===== Supplied entries

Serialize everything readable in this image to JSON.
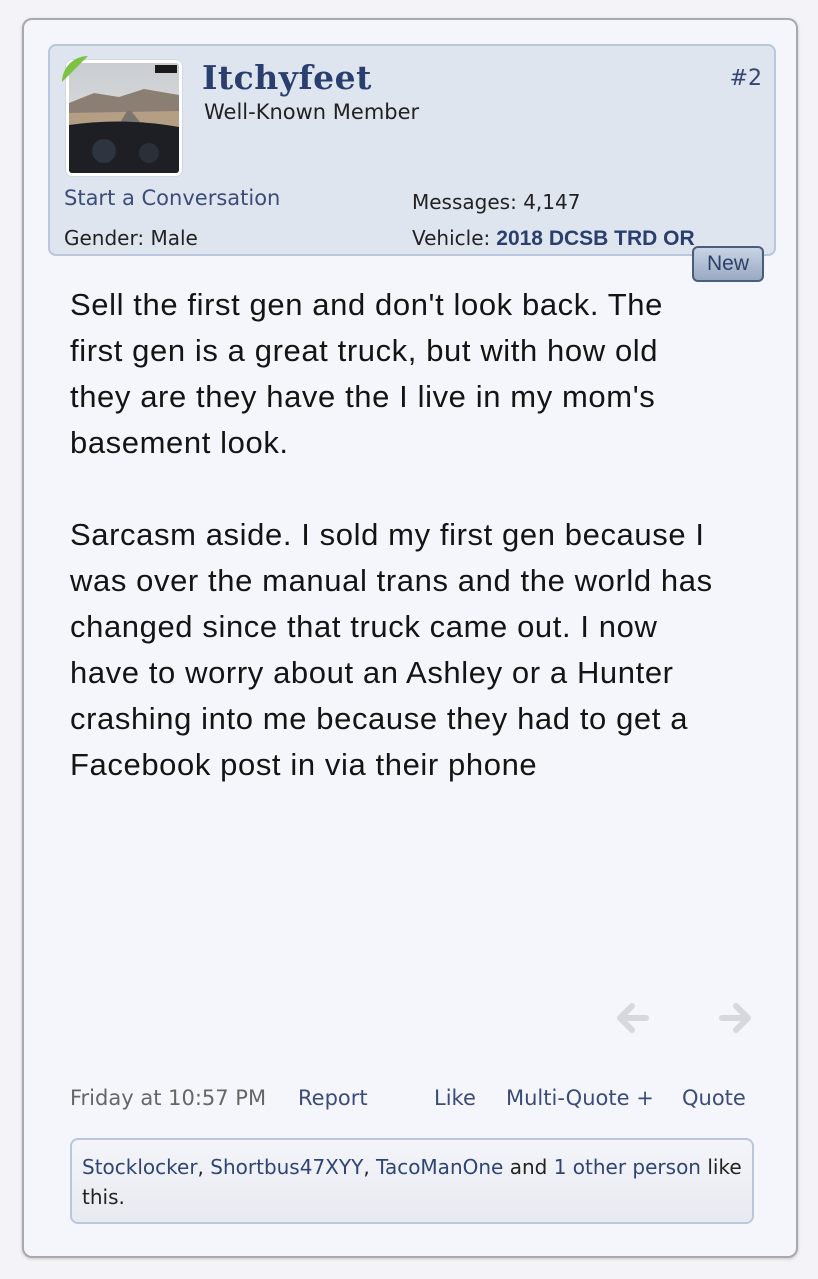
{
  "user": {
    "name": "Itchyfeet",
    "title": "Well-Known Member",
    "post_number": "#2",
    "start_conversation": "Start a Conversation",
    "gender_label": "Gender:",
    "gender_value": "Male",
    "messages_label": "Messages:",
    "messages_value": "4,147",
    "vehicle_label": "Vehicle:",
    "vehicle_value": "2018 DCSB TRD OR",
    "new_badge": "New"
  },
  "post": {
    "paragraphs": [
      "Sell the first gen and don't look back. The first gen is a great truck, but with how old they are they have the I live in my mom's basement look.",
      "Sarcasm aside. I sold my first gen because I was over the manual trans and the world has changed since that truck came out. I now have to worry about an Ashley or a Hunter crashing into me because they had to get a Facebook post in via their phone"
    ]
  },
  "footer": {
    "date": "Friday at 10:57 PM",
    "report": "Report",
    "like": "Like",
    "multi_quote": "Multi-Quote +",
    "quote": "Quote"
  },
  "likes": {
    "user1": "Stocklocker",
    "sep1": ", ",
    "user2": "Shortbus47XYY",
    "sep2": ", ",
    "user3": "TacoManOne",
    "and_text": " and ",
    "other_count": "1 other",
    "person": "person",
    "suffix": " like this."
  },
  "colors": {
    "accent": "#2a3f6e",
    "link": "#3c4c78",
    "card_bg": "#f5f6fc",
    "userbox_bg": "#dfe5ef",
    "online_badge": "#7cc243"
  },
  "icons": {
    "prev": "arrow-left-icon",
    "next": "arrow-right-icon"
  }
}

==========

• _Stated goal_
Copy each line that contains the word "this".

• _The response_
Serialize everything readable in this image to JSON.
    "suffix": " like this."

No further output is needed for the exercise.